- Dataset entries -
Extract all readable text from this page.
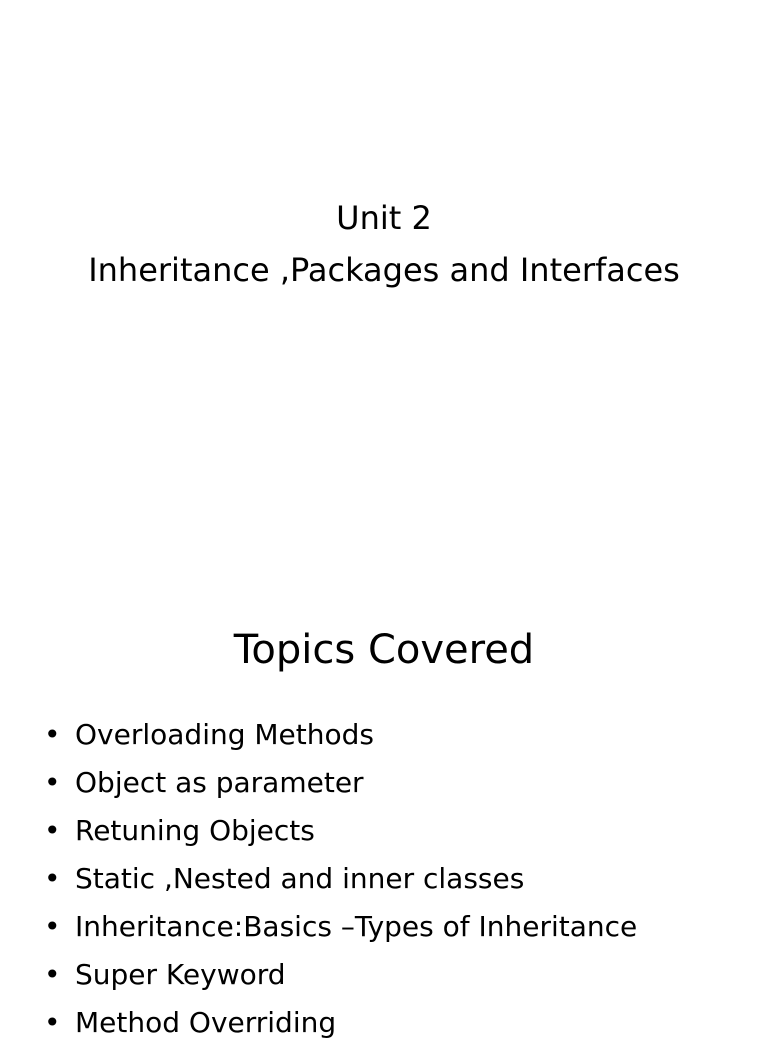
Unit 2
Inheritance ,Packages and Interfaces
Topics Covered
• Overloading Methods
• Object as parameter
• Retuning Objects
• Static ,Nested and inner classes
• Inheritance:Basics –Types of Inheritance
• Super Keyword
• Method Overriding
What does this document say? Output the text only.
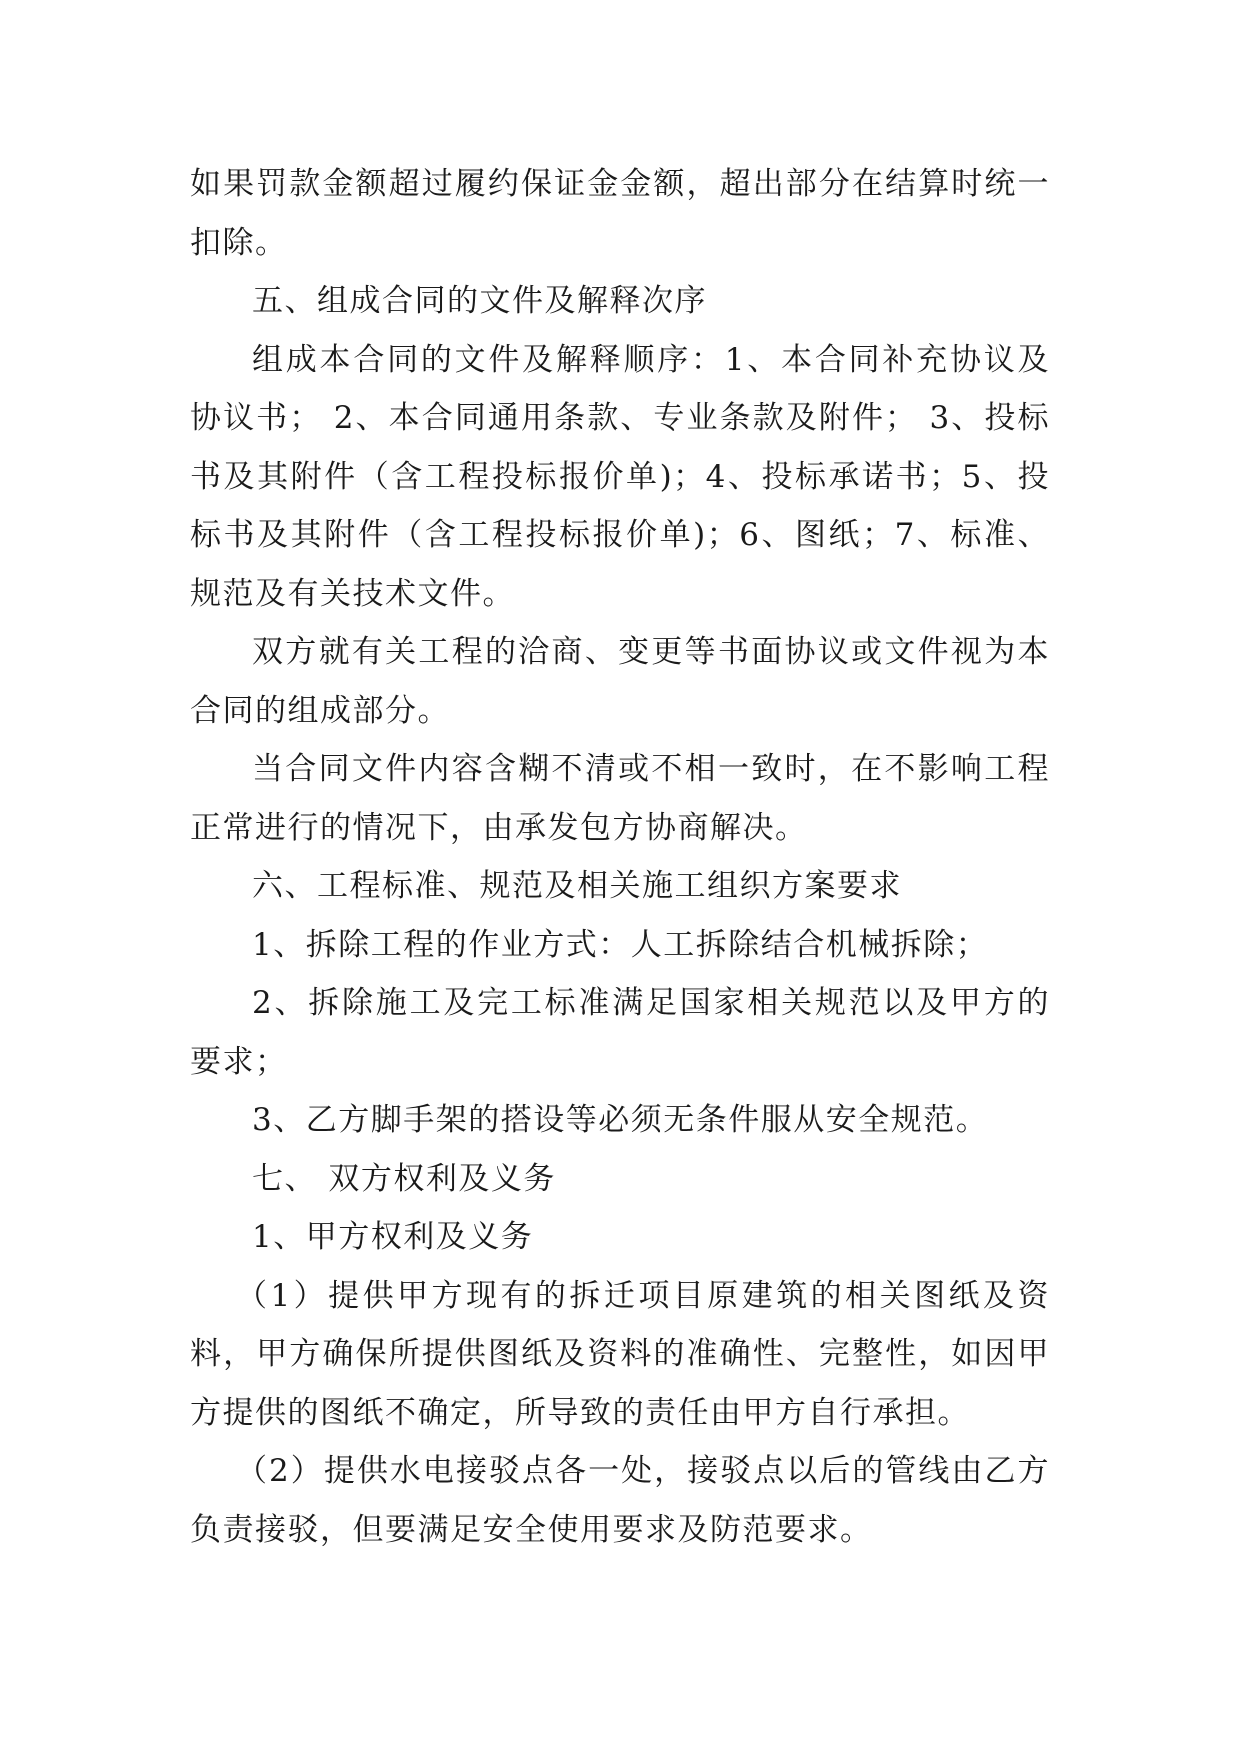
如果罚款金额超过履约保证金金额，超出部分在结算时统一扣除。

五、组成合同的文件及解释次序

组成本合同的文件及解释顺序：1、本合同补充协议及协议书； 2、本合同通用条款、专业条款及附件； 3、投标书及其附件（含工程投标报价单)；4、投标承诺书；5、投标书及其附件（含工程投标报价单)；6、图纸；7、标准、规范及有关技术文件。

双方就有关工程的洽商、变更等书面协议或文件视为本合同的组成部分。

当合同文件内容含糊不清或不相一致时，在不影响工程正常进行的情况下，由承发包方协商解决。

六、工程标准、规范及相关施工组织方案要求

1、拆除工程的作业方式：人工拆除结合机械拆除；

2、拆除施工及完工标准满足国家相关规范以及甲方的要求；

3、乙方脚手架的搭设等必须无条件服从安全规范。

七、 双方权利及义务

1、甲方权利及义务

（1）提供甲方现有的拆迁项目原建筑的相关图纸及资料，甲方确保所提供图纸及资料的准确性、完整性，如因甲方提供的图纸不确定，所导致的责任由甲方自行承担。

（2）提供水电接驳点各一处，接驳点以后的管线由乙方负责接驳，但要满足安全使用要求及防范要求。
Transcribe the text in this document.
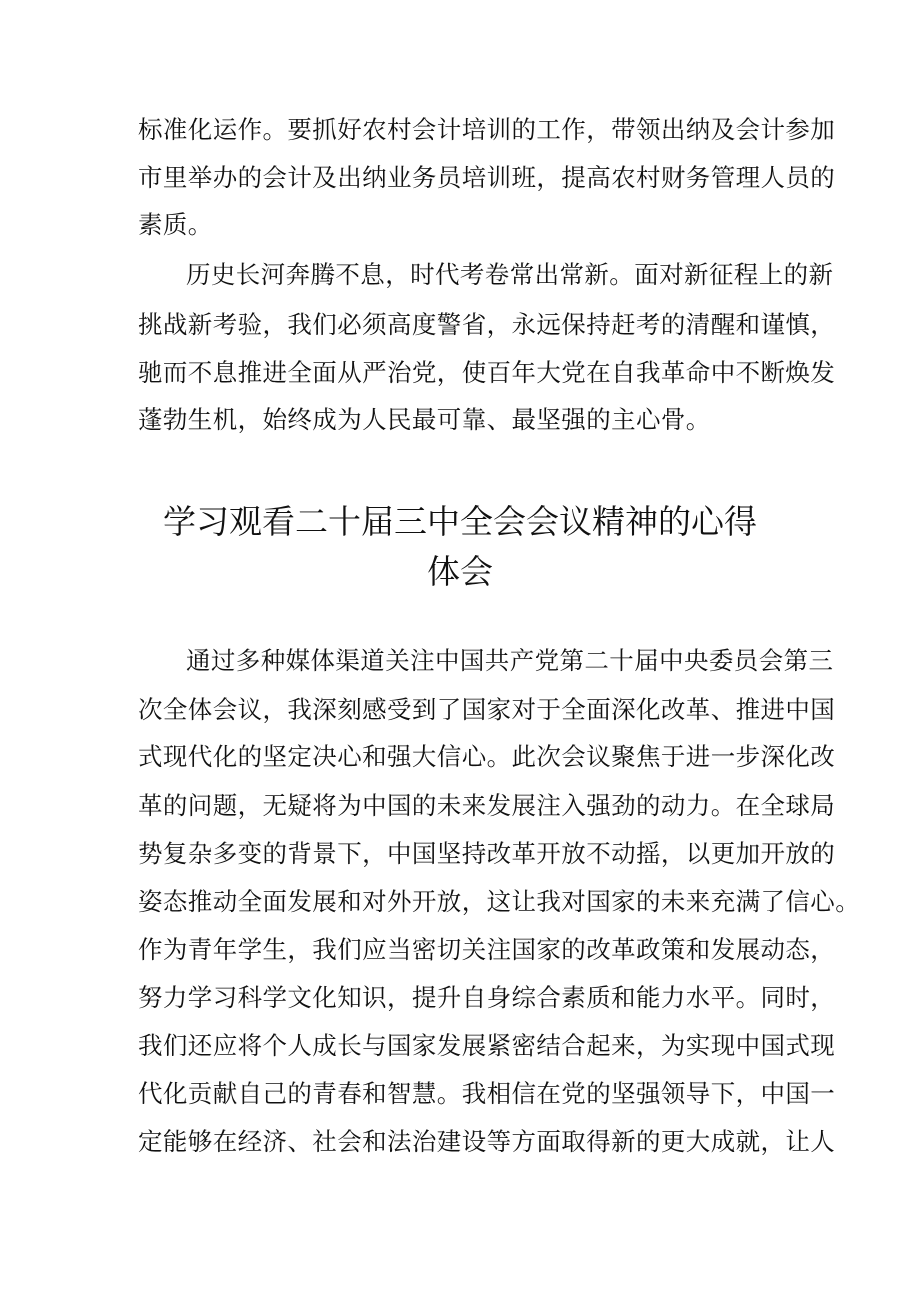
标准化运作。要抓好农村会计培训的工作，带领出纳及会计参加
市里举办的会计及出纳业务员培训班，提高农村财务管理人员的
素质。
历史长河奔腾不息，时代考卷常出常新。面对新征程上的新
挑战新考验，我们必须高度警省，永远保持赶考的清醒和谨慎，
驰而不息推进全面从严治党，使百年大党在自我革命中不断焕发
蓬勃生机，始终成为人民最可靠、最坚强的主心骨。
学习观看二十届三中全会会议精神的心得
体会
通过多种媒体渠道关注中国共产党第二十届中央委员会第三
次全体会议，我深刻感受到了国家对于全面深化改革、推进中国
式现代化的坚定决心和强大信心。此次会议聚焦于进一步深化改
革的问题，无疑将为中国的未来发展注入强劲的动力。在全球局
势复杂多变的背景下，中国坚持改革开放不动摇，以更加开放的
姿态推动全面发展和对外开放，这让我对国家的未来充满了信心。
作为青年学生，我们应当密切关注国家的改革政策和发展动态，
努力学习科学文化知识，提升自身综合素质和能力水平。同时，
我们还应将个人成长与国家发展紧密结合起来，为实现中国式现
代化贡献自己的青春和智慧。我相信在党的坚强领导下，中国一
定能够在经济、社会和法治建设等方面取得新的更大成就，让人
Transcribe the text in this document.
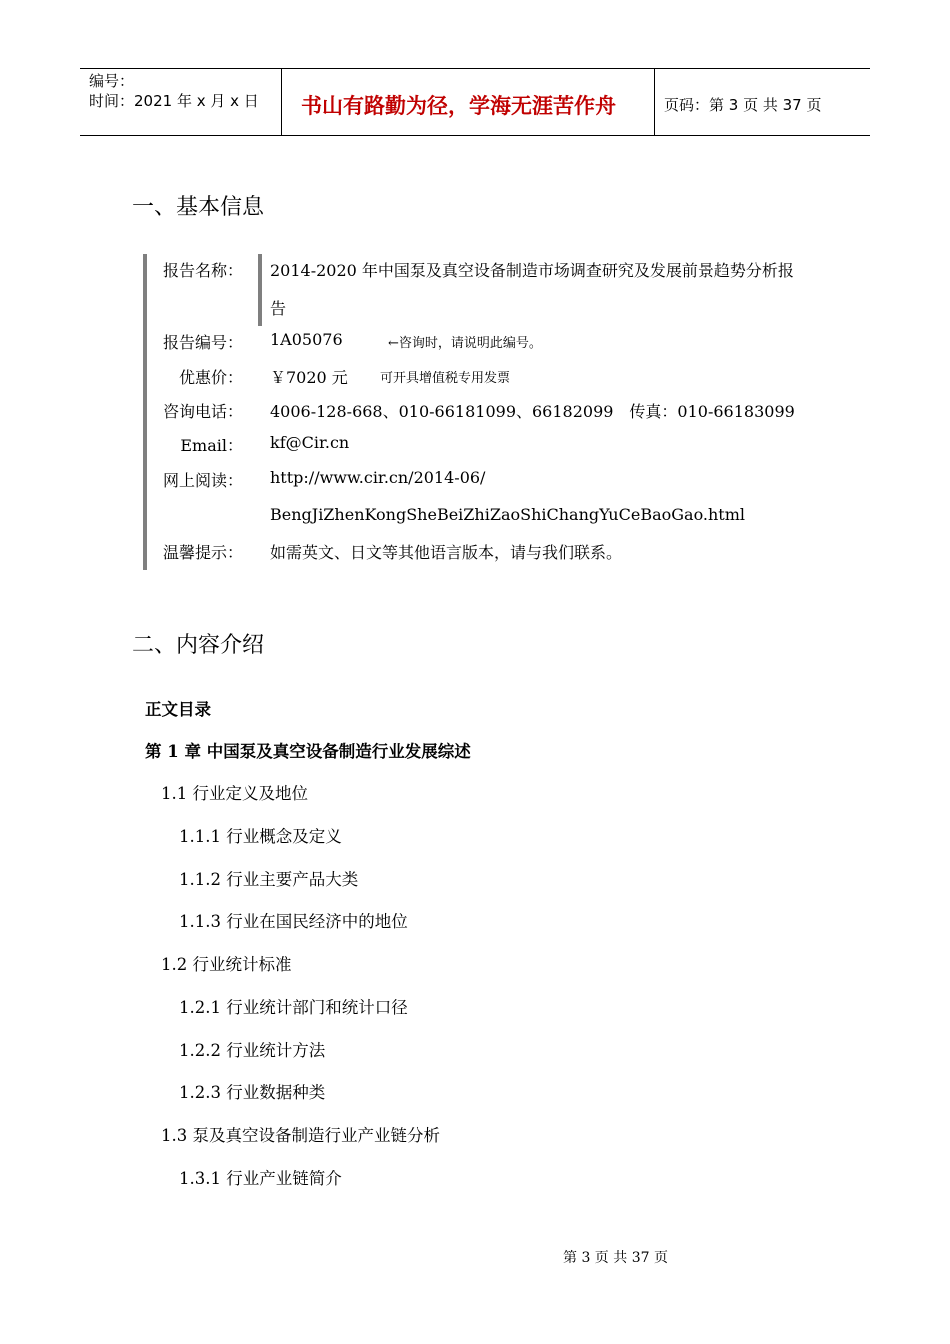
编号：
时间：2021 年 x 月 x 日 书山有路勤为径，学海无涯苦作舟	页码：第 3 页 共 37 页
一、基本信息
报告名称： 2014-2020 年中国泵及真空设备制造市场调查研究及发展前景趋势分析报
告
报告编号： 1A05076	←咨询时，请说明此编号。
优惠价： ￥7020 元 可开具增值税专用发票
咨询电话： 4006-128-668、010-66181099、66182099　传真：010-66183099
Email： kf@Cir.cn
网上阅读： http://www.cir.cn/2014-06/
BengJiZhenKongSheBeiZhiZaoShiChangYuCeBaoGao.html
温馨提示： 如需英文、日文等其他语言版本，请与我们联系。
二、内容介绍
正文目录
第 1 章 中国泵及真空设备制造行业发展综述
1.1 行业定义及地位
1.1.1 行业概念及定义
1.1.2 行业主要产品大类
1.1.3 行业在国民经济中的地位
1.2 行业统计标准
1.2.1 行业统计部门和统计口径
1.2.2 行业统计方法
1.2.3 行业数据种类
1.3 泵及真空设备制造行业产业链分析
1.3.1 行业产业链简介
第 3 页 共 37 页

- EXERCISE DESCRIPTION -
Quote the records above exactly, leaving out any pictures.

- EXERCISE OUTPUT -
Extract all readable text from this page.
Unit 2
Inheritance ,Packages and Interfaces
Topics Covered
• Overloading Methods
• Object as parameter
• Retuning Objects
• Static ,Nested and inner classes
• Inheritance:Basics –Types of Inheritance
• Super Keyword
• Method Overriding
What does this document say? Output the text only.
如果罚款金额超过履约保证金金额，超出部分在结算时统一扣除。

五、组成合同的文件及解释次序

组成本合同的文件及解释顺序：1、本合同补充协议及协议书； 2、本合同通用条款、专业条款及附件； 3、投标书及其附件（含工程投标报价单)；4、投标承诺书；5、投标书及其附件（含工程投标报价单)；6、图纸；7、标准、规范及有关技术文件。

双方就有关工程的洽商、变更等书面协议或文件视为本合同的组成部分。

当合同文件内容含糊不清或不相一致时，在不影响工程正常进行的情况下，由承发包方协商解决。

六、工程标准、规范及相关施工组织方案要求

1、拆除工程的作业方式：人工拆除结合机械拆除；

2、拆除施工及完工标准满足国家相关规范以及甲方的要求；

3、乙方脚手架的搭设等必须无条件服从安全规范。

七、 双方权利及义务

1、甲方权利及义务

（1）提供甲方现有的拆迁项目原建筑的相关图纸及资料，甲方确保所提供图纸及资料的准确性、完整性，如因甲方提供的图纸不确定，所导致的责任由甲方自行承担。

（2）提供水电接驳点各一处，接驳点以后的管线由乙方负责接驳，但要满足安全使用要求及防范要求。
Transcribe the text in this document.
标准化运作。要抓好农村会计培训的工作，带领出纳及会计参加
市里举办的会计及出纳业务员培训班，提高农村财务管理人员的
素质。
历史长河奔腾不息，时代考卷常出常新。面对新征程上的新
挑战新考验，我们必须高度警省，永远保持赶考的清醒和谨慎，
驰而不息推进全面从严治党，使百年大党在自我革命中不断焕发
蓬勃生机，始终成为人民最可靠、最坚强的主心骨。
学习观看二十届三中全会会议精神的心得
体会
通过多种媒体渠道关注中国共产党第二十届中央委员会第三
次全体会议，我深刻感受到了国家对于全面深化改革、推进中国
式现代化的坚定决心和强大信心。此次会议聚焦于进一步深化改
革的问题，无疑将为中国的未来发展注入强劲的动力。在全球局
势复杂多变的背景下，中国坚持改革开放不动摇，以更加开放的
姿态推动全面发展和对外开放，这让我对国家的未来充满了信心。
作为青年学生，我们应当密切关注国家的改革政策和发展动态，
努力学习科学文化知识，提升自身综合素质和能力水平。同时，
我们还应将个人成长与国家发展紧密结合起来，为实现中国式现
代化贡献自己的青春和智慧。我相信在党的坚强领导下，中国一
定能够在经济、社会和法治建设等方面取得新的更大成就，让人
Transcribe the text in this document.
编号：
时间：2021 年 x 月 x 日 书山有路勤为径，学海无涯苦作舟	页码：第 3 页 共 37 页
一、基本信息
报告名称： 2014-2020 年中国泵及真空设备制造市场调查研究及发展前景趋势分析报
告
报告编号： 1A05076	←咨询时，请说明此编号。
优惠价： ￥7020 元 可开具增值税专用发票
咨询电话： 4006-128-668、010-66181099、66182099　传真：010-66183099
Email： kf@Cir.cn
网上阅读： http://www.cir.cn/2014-06/
BengJiZhenKongSheBeiZhiZaoShiChangYuCeBaoGao.html
温馨提示： 如需英文、日文等其他语言版本，请与我们联系。
二、内容介绍
正文目录
第 1 章 中国泵及真空设备制造行业发展综述
1.1 行业定义及地位
1.1.1 行业概念及定义
1.1.2 行业主要产品大类
1.1.3 行业在国民经济中的地位
1.2 行业统计标准
1.2.1 行业统计部门和统计口径
1.2.2 行业统计方法
1.2.3 行业数据种类
1.3 泵及真空设备制造行业产业链分析
1.3.1 行业产业链简介
第 3 页 共 37 页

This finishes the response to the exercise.